Challenge
Show all lines of the listing that hold the word "JSON".

# start of Input records

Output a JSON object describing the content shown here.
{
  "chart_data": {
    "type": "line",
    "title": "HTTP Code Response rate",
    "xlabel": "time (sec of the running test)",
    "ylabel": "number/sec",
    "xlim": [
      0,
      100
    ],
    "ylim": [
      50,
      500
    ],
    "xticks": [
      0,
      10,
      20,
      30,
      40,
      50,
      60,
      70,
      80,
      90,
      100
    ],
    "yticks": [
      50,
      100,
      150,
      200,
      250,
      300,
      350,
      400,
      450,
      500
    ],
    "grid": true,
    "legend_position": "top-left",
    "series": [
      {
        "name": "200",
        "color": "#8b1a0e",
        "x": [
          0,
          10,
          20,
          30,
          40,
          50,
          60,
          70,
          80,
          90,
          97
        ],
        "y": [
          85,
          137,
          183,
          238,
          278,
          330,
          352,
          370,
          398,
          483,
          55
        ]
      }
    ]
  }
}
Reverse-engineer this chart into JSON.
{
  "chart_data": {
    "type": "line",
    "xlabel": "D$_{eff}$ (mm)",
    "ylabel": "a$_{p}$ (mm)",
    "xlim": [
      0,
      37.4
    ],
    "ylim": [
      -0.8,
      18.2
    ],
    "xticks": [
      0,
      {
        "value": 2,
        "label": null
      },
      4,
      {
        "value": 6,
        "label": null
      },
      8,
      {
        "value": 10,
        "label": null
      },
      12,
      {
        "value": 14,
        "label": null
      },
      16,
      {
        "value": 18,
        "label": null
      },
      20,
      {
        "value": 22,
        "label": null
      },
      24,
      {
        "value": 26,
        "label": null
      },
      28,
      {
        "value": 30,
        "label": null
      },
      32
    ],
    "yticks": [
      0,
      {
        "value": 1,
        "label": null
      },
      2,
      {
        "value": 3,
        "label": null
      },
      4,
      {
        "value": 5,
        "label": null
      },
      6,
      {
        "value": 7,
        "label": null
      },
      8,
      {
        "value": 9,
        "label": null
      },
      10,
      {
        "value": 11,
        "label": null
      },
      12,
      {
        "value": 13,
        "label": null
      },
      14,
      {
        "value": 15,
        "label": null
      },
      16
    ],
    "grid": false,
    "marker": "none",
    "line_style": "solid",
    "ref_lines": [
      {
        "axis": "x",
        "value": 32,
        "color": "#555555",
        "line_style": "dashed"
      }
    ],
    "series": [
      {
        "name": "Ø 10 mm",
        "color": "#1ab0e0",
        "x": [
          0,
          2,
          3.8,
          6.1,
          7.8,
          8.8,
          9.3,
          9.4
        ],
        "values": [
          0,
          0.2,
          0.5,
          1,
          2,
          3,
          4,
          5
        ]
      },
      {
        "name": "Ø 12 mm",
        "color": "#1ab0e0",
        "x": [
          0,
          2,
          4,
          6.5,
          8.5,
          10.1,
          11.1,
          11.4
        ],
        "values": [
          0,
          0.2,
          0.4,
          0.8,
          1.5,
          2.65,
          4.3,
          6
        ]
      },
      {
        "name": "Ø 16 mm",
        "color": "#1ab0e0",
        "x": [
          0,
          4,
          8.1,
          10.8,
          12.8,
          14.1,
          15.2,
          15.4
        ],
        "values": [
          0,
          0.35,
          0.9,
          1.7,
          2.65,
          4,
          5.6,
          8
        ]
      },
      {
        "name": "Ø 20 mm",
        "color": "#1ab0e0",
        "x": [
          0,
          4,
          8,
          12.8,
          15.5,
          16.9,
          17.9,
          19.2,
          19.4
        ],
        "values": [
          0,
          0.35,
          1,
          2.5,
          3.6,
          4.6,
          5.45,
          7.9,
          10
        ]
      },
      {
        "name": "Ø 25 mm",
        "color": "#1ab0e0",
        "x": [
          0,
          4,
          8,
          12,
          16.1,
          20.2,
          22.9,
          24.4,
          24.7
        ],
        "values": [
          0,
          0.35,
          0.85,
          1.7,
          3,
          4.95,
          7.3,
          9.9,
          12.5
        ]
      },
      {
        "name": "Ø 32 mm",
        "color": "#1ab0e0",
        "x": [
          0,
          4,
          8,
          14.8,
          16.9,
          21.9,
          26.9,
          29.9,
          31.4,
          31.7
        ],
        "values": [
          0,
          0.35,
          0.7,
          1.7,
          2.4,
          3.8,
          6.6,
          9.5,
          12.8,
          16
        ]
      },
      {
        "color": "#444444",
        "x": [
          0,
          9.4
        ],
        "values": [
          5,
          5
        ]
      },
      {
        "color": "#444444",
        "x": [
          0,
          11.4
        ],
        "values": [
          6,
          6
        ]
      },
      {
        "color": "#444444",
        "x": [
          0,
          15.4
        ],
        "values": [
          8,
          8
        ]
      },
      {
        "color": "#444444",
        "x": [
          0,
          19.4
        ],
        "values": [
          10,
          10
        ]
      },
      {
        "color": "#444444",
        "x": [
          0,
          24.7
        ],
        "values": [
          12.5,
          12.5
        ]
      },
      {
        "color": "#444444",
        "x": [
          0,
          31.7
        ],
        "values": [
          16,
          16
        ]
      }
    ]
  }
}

# end of Input records

Correct result
Output a JSON object describing the content shown here.
Reverse-engineer this chart into JSON.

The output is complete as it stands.